→ TASK PROMPT
All lines holding the string "управляющих" are to be shown.

## START GIVEN RECORDS

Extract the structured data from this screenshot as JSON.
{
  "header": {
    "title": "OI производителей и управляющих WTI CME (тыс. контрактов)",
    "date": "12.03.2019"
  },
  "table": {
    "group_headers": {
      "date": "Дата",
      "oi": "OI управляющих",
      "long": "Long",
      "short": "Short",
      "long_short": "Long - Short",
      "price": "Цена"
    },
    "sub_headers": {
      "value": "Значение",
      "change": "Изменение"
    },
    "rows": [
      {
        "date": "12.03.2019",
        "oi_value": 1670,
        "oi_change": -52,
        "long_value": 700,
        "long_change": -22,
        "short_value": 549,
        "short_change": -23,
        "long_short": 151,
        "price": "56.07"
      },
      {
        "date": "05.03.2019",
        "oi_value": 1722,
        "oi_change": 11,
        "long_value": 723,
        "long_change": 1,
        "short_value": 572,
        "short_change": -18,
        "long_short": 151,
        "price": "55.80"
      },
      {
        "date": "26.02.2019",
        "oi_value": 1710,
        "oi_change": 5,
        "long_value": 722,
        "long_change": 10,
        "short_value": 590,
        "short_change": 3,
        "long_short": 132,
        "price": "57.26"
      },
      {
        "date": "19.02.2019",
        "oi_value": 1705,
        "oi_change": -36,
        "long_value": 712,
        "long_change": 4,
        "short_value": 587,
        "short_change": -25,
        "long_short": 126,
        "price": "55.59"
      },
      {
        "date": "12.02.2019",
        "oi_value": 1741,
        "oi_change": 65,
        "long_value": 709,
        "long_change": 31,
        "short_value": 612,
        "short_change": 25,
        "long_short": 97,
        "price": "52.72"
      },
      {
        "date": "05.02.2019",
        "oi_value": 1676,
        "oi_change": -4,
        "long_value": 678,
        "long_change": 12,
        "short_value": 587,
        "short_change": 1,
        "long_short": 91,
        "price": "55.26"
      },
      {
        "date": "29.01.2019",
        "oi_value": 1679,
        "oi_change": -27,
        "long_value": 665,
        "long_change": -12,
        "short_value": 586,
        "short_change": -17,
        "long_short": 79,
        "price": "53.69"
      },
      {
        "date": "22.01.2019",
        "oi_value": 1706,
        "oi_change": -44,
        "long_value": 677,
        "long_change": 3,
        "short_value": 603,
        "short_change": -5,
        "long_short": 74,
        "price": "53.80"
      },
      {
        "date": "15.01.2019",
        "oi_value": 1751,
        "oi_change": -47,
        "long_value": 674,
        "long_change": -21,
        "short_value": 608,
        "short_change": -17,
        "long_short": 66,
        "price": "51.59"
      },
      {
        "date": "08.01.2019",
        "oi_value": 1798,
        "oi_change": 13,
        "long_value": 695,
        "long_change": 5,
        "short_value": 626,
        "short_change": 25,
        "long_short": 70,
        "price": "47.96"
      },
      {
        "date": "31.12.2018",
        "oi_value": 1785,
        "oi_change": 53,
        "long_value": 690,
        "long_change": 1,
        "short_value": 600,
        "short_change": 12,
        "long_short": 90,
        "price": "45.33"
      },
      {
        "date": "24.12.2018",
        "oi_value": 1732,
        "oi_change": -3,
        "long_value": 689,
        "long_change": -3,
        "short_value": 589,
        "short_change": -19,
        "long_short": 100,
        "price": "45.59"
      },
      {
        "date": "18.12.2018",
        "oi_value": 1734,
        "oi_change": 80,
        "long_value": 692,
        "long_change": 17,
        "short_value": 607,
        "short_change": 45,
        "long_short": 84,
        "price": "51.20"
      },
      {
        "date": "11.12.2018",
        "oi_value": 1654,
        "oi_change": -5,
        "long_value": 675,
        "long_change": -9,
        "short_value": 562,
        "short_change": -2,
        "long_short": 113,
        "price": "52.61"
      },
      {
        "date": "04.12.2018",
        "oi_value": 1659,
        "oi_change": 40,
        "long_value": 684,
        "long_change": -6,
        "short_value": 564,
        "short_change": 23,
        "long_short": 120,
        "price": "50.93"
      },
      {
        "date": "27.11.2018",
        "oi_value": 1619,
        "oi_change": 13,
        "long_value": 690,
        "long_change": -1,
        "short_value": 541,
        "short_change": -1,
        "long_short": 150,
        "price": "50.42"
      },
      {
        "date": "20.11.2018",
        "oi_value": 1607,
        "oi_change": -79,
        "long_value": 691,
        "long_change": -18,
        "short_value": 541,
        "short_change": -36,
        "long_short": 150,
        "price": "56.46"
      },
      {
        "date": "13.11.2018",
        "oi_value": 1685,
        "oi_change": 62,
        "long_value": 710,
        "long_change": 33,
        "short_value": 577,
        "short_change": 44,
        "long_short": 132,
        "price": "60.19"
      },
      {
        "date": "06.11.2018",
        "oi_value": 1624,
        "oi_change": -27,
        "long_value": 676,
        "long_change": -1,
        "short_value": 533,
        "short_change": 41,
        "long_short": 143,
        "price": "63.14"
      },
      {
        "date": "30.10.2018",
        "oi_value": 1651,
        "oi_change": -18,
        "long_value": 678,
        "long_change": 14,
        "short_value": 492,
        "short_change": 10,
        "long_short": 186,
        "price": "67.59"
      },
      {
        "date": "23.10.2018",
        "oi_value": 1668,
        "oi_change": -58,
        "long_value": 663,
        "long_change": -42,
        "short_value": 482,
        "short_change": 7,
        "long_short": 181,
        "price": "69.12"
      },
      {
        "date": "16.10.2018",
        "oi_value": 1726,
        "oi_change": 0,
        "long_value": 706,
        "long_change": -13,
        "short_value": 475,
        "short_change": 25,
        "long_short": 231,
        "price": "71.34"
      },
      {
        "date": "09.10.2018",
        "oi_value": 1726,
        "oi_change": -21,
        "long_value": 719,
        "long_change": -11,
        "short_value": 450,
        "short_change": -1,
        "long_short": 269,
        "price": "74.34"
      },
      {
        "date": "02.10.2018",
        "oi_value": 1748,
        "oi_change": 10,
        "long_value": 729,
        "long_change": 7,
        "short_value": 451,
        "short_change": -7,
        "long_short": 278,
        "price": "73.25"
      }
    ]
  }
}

## END GIVEN RECORDS

→ TASK ANSWER
    "title": "OI производителей и управляющих WTI CME (тыс. контрактов)",
      "oi": "OI управляющих",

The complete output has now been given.